[WRITTEN EXERCISE] Of all the lines in the material, how many include the word "heading"? Give only the number.

[PROVIDED RECORDS]
* * * * * * * * *

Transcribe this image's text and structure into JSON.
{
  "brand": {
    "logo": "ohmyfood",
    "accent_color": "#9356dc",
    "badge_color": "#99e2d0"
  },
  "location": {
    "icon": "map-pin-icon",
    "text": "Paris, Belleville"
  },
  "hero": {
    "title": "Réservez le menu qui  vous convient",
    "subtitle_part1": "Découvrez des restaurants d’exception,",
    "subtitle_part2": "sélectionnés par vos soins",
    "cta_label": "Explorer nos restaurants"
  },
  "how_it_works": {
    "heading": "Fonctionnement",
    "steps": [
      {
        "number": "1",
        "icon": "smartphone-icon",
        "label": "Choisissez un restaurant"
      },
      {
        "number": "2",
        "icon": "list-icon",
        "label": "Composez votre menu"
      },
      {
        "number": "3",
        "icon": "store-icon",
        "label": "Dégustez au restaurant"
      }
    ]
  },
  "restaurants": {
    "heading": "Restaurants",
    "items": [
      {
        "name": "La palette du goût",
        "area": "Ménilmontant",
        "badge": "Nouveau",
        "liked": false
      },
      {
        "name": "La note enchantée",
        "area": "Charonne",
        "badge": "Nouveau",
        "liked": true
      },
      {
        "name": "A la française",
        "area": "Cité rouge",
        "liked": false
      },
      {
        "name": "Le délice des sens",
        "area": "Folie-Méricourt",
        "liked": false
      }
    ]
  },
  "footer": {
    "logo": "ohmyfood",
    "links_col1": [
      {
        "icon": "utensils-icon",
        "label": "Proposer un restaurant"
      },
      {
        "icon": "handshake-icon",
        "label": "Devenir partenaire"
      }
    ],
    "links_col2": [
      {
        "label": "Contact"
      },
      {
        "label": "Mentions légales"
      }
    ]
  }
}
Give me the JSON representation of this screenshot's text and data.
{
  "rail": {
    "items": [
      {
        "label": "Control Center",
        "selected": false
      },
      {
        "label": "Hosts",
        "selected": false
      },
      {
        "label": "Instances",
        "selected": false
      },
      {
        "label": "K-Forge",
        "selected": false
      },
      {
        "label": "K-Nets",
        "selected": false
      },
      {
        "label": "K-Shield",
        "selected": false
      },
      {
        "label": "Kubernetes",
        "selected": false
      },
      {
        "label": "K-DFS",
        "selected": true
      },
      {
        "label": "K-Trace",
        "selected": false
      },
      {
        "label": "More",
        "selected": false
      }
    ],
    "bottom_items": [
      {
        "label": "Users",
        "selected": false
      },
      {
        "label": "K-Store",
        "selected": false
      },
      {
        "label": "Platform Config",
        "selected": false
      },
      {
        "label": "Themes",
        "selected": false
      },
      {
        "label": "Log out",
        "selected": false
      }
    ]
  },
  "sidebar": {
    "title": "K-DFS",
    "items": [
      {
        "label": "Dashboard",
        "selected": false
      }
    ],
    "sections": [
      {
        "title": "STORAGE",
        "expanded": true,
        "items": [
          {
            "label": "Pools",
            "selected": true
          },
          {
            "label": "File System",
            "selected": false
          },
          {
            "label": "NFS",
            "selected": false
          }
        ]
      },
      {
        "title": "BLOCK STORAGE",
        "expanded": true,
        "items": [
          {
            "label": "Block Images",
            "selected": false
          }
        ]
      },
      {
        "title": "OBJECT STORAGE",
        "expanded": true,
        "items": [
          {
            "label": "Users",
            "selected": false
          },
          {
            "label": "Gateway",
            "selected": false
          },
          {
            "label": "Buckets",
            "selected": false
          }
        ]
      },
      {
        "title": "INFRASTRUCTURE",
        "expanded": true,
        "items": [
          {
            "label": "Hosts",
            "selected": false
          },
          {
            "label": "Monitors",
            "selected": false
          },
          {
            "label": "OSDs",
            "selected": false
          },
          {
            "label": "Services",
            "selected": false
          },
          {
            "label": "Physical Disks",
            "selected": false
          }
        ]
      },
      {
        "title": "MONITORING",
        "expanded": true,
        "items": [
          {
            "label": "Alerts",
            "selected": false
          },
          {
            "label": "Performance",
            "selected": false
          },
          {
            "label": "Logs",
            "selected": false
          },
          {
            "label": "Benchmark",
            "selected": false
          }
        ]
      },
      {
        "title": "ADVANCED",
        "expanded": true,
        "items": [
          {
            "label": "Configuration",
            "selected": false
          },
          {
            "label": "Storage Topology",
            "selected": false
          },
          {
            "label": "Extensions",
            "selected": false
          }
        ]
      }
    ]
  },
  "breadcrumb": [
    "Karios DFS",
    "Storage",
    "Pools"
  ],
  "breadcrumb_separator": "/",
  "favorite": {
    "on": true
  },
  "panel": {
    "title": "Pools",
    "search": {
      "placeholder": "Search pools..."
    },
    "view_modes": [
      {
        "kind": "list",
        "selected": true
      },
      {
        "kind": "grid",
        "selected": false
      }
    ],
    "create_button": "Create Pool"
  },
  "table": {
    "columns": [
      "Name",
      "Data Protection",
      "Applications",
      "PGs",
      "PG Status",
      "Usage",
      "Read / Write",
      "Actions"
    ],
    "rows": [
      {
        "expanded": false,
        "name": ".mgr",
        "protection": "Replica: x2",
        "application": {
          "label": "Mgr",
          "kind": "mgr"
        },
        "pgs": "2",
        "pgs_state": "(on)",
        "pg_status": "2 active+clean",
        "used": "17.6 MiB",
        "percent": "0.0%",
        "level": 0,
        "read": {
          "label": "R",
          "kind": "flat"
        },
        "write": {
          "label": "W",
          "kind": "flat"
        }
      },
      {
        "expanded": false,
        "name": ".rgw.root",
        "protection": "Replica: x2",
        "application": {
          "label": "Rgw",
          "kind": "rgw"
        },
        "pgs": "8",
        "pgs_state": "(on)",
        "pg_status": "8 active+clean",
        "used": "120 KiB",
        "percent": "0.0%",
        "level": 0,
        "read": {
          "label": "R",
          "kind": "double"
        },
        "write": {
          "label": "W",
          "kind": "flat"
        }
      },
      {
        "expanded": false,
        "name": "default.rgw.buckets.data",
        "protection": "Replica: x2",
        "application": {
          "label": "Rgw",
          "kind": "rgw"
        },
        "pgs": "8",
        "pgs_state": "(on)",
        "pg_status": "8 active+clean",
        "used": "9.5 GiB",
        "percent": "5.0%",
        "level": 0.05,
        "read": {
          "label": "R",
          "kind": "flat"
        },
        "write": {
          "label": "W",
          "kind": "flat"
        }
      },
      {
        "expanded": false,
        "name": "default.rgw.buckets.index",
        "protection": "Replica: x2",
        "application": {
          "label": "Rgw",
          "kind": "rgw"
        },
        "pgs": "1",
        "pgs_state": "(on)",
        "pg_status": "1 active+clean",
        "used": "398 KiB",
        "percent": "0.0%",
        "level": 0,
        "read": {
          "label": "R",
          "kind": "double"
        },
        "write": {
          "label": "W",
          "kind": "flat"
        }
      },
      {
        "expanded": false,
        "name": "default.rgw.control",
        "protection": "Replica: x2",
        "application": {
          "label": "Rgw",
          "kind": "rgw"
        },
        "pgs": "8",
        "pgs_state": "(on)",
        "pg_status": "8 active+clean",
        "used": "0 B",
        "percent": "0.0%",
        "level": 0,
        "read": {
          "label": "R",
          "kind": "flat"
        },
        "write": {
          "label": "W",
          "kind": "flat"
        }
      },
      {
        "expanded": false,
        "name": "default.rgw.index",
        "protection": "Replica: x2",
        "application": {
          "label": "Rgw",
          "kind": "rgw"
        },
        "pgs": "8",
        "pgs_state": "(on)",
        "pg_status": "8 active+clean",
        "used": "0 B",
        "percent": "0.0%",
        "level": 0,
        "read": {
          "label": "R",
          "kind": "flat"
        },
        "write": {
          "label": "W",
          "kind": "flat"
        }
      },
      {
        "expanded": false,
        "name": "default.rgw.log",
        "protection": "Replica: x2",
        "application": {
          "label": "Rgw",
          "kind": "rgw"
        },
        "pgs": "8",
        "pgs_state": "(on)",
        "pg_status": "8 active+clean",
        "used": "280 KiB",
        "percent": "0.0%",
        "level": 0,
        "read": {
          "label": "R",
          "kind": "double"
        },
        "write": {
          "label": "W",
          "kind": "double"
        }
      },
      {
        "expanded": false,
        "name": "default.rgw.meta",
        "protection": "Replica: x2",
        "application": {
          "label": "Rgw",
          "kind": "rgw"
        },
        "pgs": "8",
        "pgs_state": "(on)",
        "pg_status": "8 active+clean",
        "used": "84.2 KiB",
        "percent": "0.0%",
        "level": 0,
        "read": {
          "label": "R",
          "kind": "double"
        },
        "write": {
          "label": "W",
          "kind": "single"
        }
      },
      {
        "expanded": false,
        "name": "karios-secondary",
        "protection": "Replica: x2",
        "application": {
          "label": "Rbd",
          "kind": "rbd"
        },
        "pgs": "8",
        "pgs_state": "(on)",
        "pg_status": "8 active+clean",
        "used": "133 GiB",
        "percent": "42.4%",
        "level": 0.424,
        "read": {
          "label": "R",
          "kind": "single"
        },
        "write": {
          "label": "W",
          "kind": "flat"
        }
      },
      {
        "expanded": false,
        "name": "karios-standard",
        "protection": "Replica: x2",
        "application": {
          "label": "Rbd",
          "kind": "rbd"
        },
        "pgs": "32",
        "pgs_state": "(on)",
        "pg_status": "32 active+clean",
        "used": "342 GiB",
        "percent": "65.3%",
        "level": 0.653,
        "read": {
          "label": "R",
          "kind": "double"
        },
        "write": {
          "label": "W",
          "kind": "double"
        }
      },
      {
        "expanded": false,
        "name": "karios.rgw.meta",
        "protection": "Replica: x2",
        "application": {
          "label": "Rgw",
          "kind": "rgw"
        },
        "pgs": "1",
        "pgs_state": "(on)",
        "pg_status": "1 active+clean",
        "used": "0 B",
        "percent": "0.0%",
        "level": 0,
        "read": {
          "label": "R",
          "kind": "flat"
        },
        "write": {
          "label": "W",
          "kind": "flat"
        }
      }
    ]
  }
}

* * * * * * * * *

[ANSWER TO THIS EXERCISE] 2